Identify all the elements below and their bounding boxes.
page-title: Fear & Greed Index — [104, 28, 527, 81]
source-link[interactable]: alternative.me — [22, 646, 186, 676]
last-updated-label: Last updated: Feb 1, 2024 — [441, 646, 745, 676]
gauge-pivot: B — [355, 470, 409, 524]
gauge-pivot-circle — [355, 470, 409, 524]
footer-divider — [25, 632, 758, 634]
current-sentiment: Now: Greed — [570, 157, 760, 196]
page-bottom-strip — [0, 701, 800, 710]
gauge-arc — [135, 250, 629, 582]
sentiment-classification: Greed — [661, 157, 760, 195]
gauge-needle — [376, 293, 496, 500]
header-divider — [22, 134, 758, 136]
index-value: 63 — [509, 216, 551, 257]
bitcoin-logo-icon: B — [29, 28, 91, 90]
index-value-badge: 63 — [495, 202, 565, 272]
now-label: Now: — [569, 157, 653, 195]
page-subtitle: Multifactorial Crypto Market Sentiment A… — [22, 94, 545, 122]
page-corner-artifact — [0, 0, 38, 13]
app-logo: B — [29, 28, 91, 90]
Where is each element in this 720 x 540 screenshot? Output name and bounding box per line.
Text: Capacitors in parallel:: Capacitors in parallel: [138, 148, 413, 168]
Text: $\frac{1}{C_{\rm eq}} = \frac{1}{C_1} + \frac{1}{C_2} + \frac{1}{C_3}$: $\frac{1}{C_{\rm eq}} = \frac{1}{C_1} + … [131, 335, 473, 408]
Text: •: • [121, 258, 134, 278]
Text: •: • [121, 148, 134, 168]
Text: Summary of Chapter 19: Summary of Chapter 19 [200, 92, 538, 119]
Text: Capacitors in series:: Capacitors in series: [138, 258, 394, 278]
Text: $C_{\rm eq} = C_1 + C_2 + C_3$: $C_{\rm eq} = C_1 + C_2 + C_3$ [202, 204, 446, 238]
───
- Objective
Turn all of the data above into a Markdown table with the columns Row and Line. Put each nonblank line in its own numbered row, and skip any blank lines.

- The completed task
| Row | Line |
|---|---|
| 1 | Identify all the elements below and their bounding boxes. |
| 2 | page-title: Fear & Greed Index — [104, 28, 527, 81] |
| 3 | source-link[interactable]: alternative.me — [22, 646, 186, 676] |
| 4 | last-updated-label: Last updated: Feb 1, 2024 — [441, 646, 745, 676] |
| 5 | gauge-pivot: B — [355, 470, 409, 524] |
| 6 | gauge-pivot-circle — [355, 470, 409, 524] |
| 7 | footer-divider — [25, 632, 758, 634] |
| 8 | current-sentiment: Now: Greed — [570, 157, 760, 196] |
| 9 | page-bottom-strip — [0, 701, 800, 710] |
| 10 | gauge-arc — [135, 250, 629, 582] |
| 11 | sentiment-classification: Greed — [661, 157, 760, 195] |
| 12 | gauge-needle — [376, 293, 496, 500] |
| 13 | header-divider — [22, 134, 758, 136] |
| 14 | index-value: 63 — [509, 216, 551, 257] |
| 15 | bitcoin-logo-icon: B — [29, 28, 91, 90] |
| 16 | index-value-badge: 63 — [495, 202, 565, 272] |
| 17 | now-label: Now: — [569, 157, 653, 195] |
| 18 | page-subtitle: Multifactorial Crypto Market Sentiment A… — [22, 94, 545, 122] |
| 19 | page-corner-artifact — [0, 0, 38, 13] |
| 20 | app-logo: B — [29, 28, 91, 90] |
| 21 | Where is each element in this 720 x 540 screenshot? Output name and bounding box per line. |
| 22 | Text: Capacitors in parallel:: Capacitors in parallel: [138, 148, 413, 168] |
| 23 | Text: $\frac{1}{C_{\rm eq}} = \frac{1}{C_1} + \frac{1}{C_2} + \frac{1}{C_3}$: $\frac{1}{C_{\rm eq}} = \frac{1}{C_1} + … [131, 335, 473, 408] |
| 24 | Text: •: • [121, 258, 134, 278] |
| 25 | Text: •: • [121, 148, 134, 168] |
| 26 | Text: Summary of Chapter 19: Summary of Chapter 19 [200, 92, 538, 119] |
| 27 | Text: Capacitors in series:: Capacitors in series: [138, 258, 394, 278] |
| 28 | Text: $C_{\rm eq} = C_1 + C_2 + C_3$: $C_{\rm eq} = C_1 + C_2 + C_3$ [202, 204, 446, 238] |